__Selected text__.
········
I want to structure my OpenGL program in classes, at first, I think I'll have Mesh, Shader, Vertex, Face (indicates) classes. Shader is a class for handling shader operations like create, compile, link, bind, unbind. Mesh contains a shader, list of Vertex and list of Face, it will create buffers, draw object to screen using attached shader, Hence all objects (like Box, Sphere, Monkey, TeaPot, ..) will inherited from Mesh class (or even use Mesh class directly). The problem is in the draw method of Mesh: each shader have different attribute and uniform variables, ... I can't find a way to draw object with dynamic shader. Is my OOP model not good? or are there any ways to do this?

I just want my program will like below:

Vertex vertices[] = {....};
Face faces[] = {...}; // Indicates
Shader color_shader = ColorShader::getOne();
Mesh box;
box.pushVertices(vertices);
box.pushFaces(faces);
box.shader = color_shader;
box.buildObject();

In render method like this:

box.draw(MVP);

Can anyone one suggest me a way to draw object with dynamic shader or other ways to do that thing?

Assembled from comments:

Conventionally mesh is just a geometry. Material is a shader (more generally - effect) and its parameters. And something like 'sceneobject' - virtual node entity that contains reference to mesh (or other object type) and materials. I highly doubt mesh should draw itself - this approach lacks flexibility, and isn't making much sense.

I think you should use something like 'renderer' or 'render_queue' or whatever it called, that takes objects to draw (bundles of meshes and materials) and draws them somewhen. It will even allow you to sort rendering queue to minimise state switches (switching shaders/shader parameters/textures have performance cost).
········
Rewrite the question about OpenGL class design, starting at the words "In render method" and ending after "have performance cost).", with "flexibility" changed to "adaptability".

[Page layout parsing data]
········
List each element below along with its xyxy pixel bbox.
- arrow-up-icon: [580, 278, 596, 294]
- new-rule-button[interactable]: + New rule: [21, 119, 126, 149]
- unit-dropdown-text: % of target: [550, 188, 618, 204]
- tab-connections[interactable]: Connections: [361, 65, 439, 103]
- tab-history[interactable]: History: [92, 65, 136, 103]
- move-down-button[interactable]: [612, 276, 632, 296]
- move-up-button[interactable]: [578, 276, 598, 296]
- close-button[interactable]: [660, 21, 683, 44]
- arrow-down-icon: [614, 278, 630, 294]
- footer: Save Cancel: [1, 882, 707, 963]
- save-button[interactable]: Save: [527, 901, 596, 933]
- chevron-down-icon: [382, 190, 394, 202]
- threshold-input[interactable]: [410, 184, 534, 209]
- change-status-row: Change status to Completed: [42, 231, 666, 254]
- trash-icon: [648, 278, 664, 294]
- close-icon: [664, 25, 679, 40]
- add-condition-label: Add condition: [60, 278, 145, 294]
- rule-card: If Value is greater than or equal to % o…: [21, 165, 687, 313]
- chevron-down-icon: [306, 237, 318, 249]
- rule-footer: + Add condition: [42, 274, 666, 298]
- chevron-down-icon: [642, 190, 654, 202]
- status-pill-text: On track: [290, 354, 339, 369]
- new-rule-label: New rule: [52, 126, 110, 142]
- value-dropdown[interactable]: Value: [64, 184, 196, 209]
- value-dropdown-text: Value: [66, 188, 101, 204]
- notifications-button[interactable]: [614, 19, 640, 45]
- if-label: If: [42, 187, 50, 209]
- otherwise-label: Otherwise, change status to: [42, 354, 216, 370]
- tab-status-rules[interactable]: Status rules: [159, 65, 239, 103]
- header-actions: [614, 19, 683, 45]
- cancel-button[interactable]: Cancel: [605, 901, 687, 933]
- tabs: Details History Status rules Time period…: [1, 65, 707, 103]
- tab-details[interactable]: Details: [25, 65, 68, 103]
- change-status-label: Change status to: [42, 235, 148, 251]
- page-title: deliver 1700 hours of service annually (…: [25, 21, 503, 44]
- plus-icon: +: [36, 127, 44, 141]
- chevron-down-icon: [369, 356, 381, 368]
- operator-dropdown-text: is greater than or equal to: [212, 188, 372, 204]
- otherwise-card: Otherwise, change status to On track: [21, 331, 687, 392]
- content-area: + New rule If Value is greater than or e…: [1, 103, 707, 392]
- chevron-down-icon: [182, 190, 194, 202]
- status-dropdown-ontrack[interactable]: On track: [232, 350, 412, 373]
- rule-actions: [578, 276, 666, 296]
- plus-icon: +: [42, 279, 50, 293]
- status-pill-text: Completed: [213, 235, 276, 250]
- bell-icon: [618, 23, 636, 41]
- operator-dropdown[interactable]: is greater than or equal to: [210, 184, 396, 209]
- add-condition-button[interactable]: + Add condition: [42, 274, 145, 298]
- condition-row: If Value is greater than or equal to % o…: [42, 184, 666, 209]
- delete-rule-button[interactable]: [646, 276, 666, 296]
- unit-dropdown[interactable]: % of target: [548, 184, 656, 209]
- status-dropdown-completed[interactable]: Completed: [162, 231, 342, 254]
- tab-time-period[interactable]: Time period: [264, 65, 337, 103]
········
__Response to this task__.
In render method like this:

box.draw(MVP);

Can anyone one suggest me a way to draw object with dynamic shader or other ways to do that thing?

Assembled from comments:

Conventionally mesh is just a geometry. Material is a shader (more generally - effect) and its parameters. And something like 'sceneobject' - virtual node entity that contains reference to mesh (or other object type) and materials. I highly doubt mesh should draw itself - this approach lacks adaptability, and isn't making much sense.

I think you should use something like 'renderer' or 'render_queue' or whatever it called, that takes objects to draw (bundles of meshes and materials) and draws them somewhen. It will even allow you to sort rendering queue to minimise state switches (switching shaders/shader parameters/textures have performance cost).